:: Dataset records ::
^^^^^^^^

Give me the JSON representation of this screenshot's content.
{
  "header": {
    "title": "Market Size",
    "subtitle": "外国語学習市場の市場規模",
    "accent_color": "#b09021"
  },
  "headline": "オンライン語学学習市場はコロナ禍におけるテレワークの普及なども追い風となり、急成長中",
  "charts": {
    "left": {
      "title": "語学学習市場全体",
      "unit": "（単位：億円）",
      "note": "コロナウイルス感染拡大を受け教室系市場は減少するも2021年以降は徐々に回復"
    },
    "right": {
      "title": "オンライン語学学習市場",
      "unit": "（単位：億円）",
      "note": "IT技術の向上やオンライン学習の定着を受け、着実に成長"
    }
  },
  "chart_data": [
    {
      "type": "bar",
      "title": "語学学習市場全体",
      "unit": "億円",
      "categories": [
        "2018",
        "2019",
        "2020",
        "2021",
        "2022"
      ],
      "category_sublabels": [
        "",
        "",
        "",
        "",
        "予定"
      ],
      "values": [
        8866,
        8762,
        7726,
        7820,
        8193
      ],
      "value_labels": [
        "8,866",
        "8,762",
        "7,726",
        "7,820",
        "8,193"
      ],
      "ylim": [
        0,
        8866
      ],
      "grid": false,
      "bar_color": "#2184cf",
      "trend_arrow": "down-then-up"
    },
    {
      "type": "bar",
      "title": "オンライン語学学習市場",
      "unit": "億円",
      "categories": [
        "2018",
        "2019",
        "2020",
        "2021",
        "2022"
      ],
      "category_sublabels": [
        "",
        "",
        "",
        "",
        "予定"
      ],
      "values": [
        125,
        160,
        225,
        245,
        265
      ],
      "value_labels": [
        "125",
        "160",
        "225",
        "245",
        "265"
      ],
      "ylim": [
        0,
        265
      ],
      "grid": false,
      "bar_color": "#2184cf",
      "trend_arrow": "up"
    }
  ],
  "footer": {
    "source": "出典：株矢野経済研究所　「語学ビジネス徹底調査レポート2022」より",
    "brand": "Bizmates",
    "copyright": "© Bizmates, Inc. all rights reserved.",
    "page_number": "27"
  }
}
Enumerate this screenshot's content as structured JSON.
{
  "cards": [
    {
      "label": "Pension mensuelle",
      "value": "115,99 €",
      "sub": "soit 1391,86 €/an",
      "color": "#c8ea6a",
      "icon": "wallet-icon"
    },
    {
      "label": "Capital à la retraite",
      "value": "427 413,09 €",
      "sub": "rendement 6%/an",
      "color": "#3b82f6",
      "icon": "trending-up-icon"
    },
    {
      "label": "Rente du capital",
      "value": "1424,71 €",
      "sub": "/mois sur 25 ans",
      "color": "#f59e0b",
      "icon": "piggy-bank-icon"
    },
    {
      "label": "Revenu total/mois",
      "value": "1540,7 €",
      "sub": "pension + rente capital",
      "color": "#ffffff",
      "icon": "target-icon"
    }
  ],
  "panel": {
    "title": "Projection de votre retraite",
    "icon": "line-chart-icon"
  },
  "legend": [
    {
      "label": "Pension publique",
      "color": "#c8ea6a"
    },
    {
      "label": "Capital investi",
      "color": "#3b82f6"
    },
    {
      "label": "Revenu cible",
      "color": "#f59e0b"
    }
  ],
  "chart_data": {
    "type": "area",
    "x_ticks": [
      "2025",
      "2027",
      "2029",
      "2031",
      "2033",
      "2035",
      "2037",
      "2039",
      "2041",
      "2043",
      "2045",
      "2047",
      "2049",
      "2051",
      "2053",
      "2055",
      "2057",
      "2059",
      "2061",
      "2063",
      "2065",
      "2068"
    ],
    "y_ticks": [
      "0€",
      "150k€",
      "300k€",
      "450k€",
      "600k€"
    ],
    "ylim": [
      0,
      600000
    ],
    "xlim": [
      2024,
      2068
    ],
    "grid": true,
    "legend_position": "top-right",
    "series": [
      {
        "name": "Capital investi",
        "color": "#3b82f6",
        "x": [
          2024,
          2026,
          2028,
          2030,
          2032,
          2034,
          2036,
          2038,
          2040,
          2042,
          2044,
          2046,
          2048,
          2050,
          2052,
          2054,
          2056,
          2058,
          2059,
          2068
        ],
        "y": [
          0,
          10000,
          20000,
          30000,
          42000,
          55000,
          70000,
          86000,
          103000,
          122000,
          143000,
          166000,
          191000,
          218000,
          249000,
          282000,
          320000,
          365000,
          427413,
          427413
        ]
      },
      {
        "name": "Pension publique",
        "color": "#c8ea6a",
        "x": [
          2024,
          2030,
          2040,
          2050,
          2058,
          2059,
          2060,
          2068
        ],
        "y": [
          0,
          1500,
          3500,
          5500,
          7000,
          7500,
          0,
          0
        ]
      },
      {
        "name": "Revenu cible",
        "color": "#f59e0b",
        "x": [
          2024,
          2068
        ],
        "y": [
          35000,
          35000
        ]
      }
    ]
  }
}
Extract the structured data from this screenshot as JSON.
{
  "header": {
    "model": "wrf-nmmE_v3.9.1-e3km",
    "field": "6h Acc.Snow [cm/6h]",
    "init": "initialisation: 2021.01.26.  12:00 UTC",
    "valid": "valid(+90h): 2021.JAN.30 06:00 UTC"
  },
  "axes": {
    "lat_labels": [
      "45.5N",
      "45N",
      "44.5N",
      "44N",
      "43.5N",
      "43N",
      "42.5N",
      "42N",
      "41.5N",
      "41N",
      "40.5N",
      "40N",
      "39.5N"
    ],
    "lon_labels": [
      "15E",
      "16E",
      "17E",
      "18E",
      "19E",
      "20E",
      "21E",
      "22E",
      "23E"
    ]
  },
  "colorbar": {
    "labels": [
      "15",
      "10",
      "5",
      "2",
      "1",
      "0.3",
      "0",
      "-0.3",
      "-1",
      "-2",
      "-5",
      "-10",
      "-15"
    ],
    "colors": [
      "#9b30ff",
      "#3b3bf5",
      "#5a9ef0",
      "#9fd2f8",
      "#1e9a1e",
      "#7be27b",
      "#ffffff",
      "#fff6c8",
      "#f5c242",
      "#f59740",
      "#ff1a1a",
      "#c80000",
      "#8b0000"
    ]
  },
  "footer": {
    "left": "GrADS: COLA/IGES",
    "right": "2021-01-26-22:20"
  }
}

^^^^^^^^

:: Instructions for the task ::
Retype every record above exactly as written.

:: Answer for the task ::
Give me the JSON representation of this screenshot's content.
{
  "header": {
    "title": "Market Size",
    "subtitle": "外国語学習市場の市場規模",
    "accent_color": "#b09021"
  },
  "headline": "オンライン語学学習市場はコロナ禍におけるテレワークの普及なども追い風となり、急成長中",
  "charts": {
    "left": {
      "title": "語学学習市場全体",
      "unit": "（単位：億円）",
      "note": "コロナウイルス感染拡大を受け教室系市場は減少するも2021年以降は徐々に回復"
    },
    "right": {
      "title": "オンライン語学学習市場",
      "unit": "（単位：億円）",
      "note": "IT技術の向上やオンライン学習の定着を受け、着実に成長"
    }
  },
  "chart_data": [
    {
      "type": "bar",
      "title": "語学学習市場全体",
      "unit": "億円",
      "categories": [
        "2018",
        "2019",
        "2020",
        "2021",
        "2022"
      ],
      "category_sublabels": [
        "",
        "",
        "",
        "",
        "予定"
      ],
      "values": [
        8866,
        8762,
        7726,
        7820,
        8193
      ],
      "value_labels": [
        "8,866",
        "8,762",
        "7,726",
        "7,820",
        "8,193"
      ],
      "ylim": [
        0,
        8866
      ],
      "grid": false,
      "bar_color": "#2184cf",
      "trend_arrow": "down-then-up"
    },
    {
      "type": "bar",
      "title": "オンライン語学学習市場",
      "unit": "億円",
      "categories": [
        "2018",
        "2019",
        "2020",
        "2021",
        "2022"
      ],
      "category_sublabels": [
        "",
        "",
        "",
        "",
        "予定"
      ],
      "values": [
        125,
        160,
        225,
        245,
        265
      ],
      "value_labels": [
        "125",
        "160",
        "225",
        "245",
        "265"
      ],
      "ylim": [
        0,
        265
      ],
      "grid": false,
      "bar_color": "#2184cf",
      "trend_arrow": "up"
    }
  ],
  "footer": {
    "source": "出典：株矢野経済研究所　「語学ビジネス徹底調査レポート2022」より",
    "brand": "Bizmates",
    "copyright": "© Bizmates, Inc. all rights reserved.",
    "page_number": "27"
  }
}
Enumerate this screenshot's content as structured JSON.
{
  "cards": [
    {
      "label": "Pension mensuelle",
      "value": "115,99 €",
      "sub": "soit 1391,86 €/an",
      "color": "#c8ea6a",
      "icon": "wallet-icon"
    },
    {
      "label": "Capital à la retraite",
      "value": "427 413,09 €",
      "sub": "rendement 6%/an",
      "color": "#3b82f6",
      "icon": "trending-up-icon"
    },
    {
      "label": "Rente du capital",
      "value": "1424,71 €",
      "sub": "/mois sur 25 ans",
      "color": "#f59e0b",
      "icon": "piggy-bank-icon"
    },
    {
      "label": "Revenu total/mois",
      "value": "1540,7 €",
      "sub": "pension + rente capital",
      "color": "#ffffff",
      "icon": "target-icon"
    }
  ],
  "panel": {
    "title": "Projection de votre retraite",
    "icon": "line-chart-icon"
  },
  "legend": [
    {
      "label": "Pension publique",
      "color": "#c8ea6a"
    },
    {
      "label": "Capital investi",
      "color": "#3b82f6"
    },
    {
      "label": "Revenu cible",
      "color": "#f59e0b"
    }
  ],
  "chart_data": {
    "type": "area",
    "x_ticks": [
      "2025",
      "2027",
      "2029",
      "2031",
      "2033",
      "2035",
      "2037",
      "2039",
      "2041",
      "2043",
      "2045",
      "2047",
      "2049",
      "2051",
      "2053",
      "2055",
      "2057",
      "2059",
      "2061",
      "2063",
      "2065",
      "2068"
    ],
    "y_ticks": [
      "0€",
      "150k€",
      "300k€",
      "450k€",
      "600k€"
    ],
    "ylim": [
      0,
      600000
    ],
    "xlim": [
      2024,
      2068
    ],
    "grid": true,
    "legend_position": "top-right",
    "series": [
      {
        "name": "Capital investi",
        "color": "#3b82f6",
        "x": [
          2024,
          2026,
          2028,
          2030,
          2032,
          2034,
          2036,
          2038,
          2040,
          2042,
          2044,
          2046,
          2048,
          2050,
          2052,
          2054,
          2056,
          2058,
          2059,
          2068
        ],
        "y": [
          0,
          10000,
          20000,
          30000,
          42000,
          55000,
          70000,
          86000,
          103000,
          122000,
          143000,
          166000,
          191000,
          218000,
          249000,
          282000,
          320000,
          365000,
          427413,
          427413
        ]
      },
      {
        "name": "Pension publique",
        "color": "#c8ea6a",
        "x": [
          2024,
          2030,
          2040,
          2050,
          2058,
          2059,
          2060,
          2068
        ],
        "y": [
          0,
          1500,
          3500,
          5500,
          7000,
          7500,
          0,
          0
        ]
      },
      {
        "name": "Revenu cible",
        "color": "#f59e0b",
        "x": [
          2024,
          2068
        ],
        "y": [
          35000,
          35000
        ]
      }
    ]
  }
}
Extract the structured data from this screenshot as JSON.
{
  "header": {
    "model": "wrf-nmmE_v3.9.1-e3km",
    "field": "6h Acc.Snow [cm/6h]",
    "init": "initialisation: 2021.01.26.  12:00 UTC",
    "valid": "valid(+90h): 2021.JAN.30 06:00 UTC"
  },
  "axes": {
    "lat_labels": [
      "45.5N",
      "45N",
      "44.5N",
      "44N",
      "43.5N",
      "43N",
      "42.5N",
      "42N",
      "41.5N",
      "41N",
      "40.5N",
      "40N",
      "39.5N"
    ],
    "lon_labels": [
      "15E",
      "16E",
      "17E",
      "18E",
      "19E",
      "20E",
      "21E",
      "22E",
      "23E"
    ]
  },
  "colorbar": {
    "labels": [
      "15",
      "10",
      "5",
      "2",
      "1",
      "0.3",
      "0",
      "-0.3",
      "-1",
      "-2",
      "-5",
      "-10",
      "-15"
    ],
    "colors": [
      "#9b30ff",
      "#3b3bf5",
      "#5a9ef0",
      "#9fd2f8",
      "#1e9a1e",
      "#7be27b",
      "#ffffff",
      "#fff6c8",
      "#f5c242",
      "#f59740",
      "#ff1a1a",
      "#c80000",
      "#8b0000"
    ]
  },
  "footer": {
    "left": "GrADS: COLA/IGES",
    "right": "2021-01-26-22:20"
  }
}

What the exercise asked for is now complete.